> [AIM OF THE EXERCISE]
In the entries below, find every line with "START" and copy it.

Saved data entries
▽

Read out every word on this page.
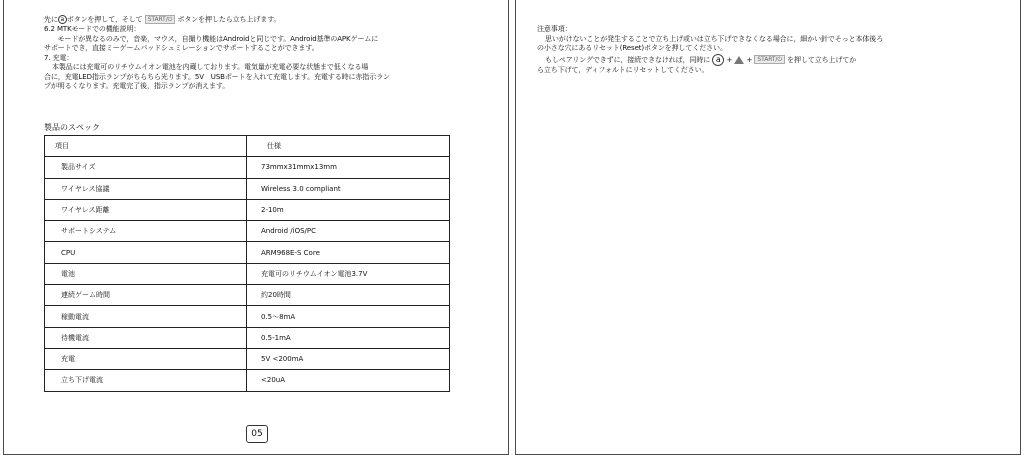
先に a ボタンを押して，そして START/⏻ ボタンを押したら立ち上げます。
6.2 MTKモードでの機能説明：
　　モードが異なるのみで，音楽，マウス，自撮り機能はAndroidと同じです。Android基準のAPKゲームに
サポートでき，直接ミーゲームパッドシュミレーションでサポートすることができます。
7. 充電：
本製品には充電可のリチウムイオン電池を内蔵しております。電気量が充電必要な状態まで低くなる場
合に，充電LED指示ランプがちらちら光ります。5V　USBポートを入れて充電します。充電する時に赤指示ラン
プが明るくなります。充電完了後，指示ランプが消えます。
製品のスペック
項目	仕様
製品サイズ	73mmx31mmx13mm
ワイヤレス協議	Wireless 3.0 compliant
ワイヤレス距離	2-10m
サポートシステム	Android /iOS/PC
CPU	ARM968E-S Core
電池	充電可のリチウムイオン電池3.7V
連続ゲーム時間	約20時間
稼動電流	0.5～8mA
待機電流	0.5-1mA
充電	5V <200mA
立ち下げ電流	<20uA
05
注意事項：
思いがけないことが発生することで立ち上げ或いは立ち下げできなくなる場合に，細かい針でそっと本体後ろ
の小さな穴にあるリセット(Reset)ボタンを押してください。
もしペアリングできずに，接続できなければ，同時に a + + START/⏻ を押して立ち上げてか
ら立ち下げて，ディフォルトにリセットしてください。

△

> [COMPLETE ANSWER]
先に a ボタンを押して，そして START/⏻ ボタンを押したら立ち上げます。
もしペアリングできずに，接続できなければ，同時に a + + START/⏻ を押して立ち上げてか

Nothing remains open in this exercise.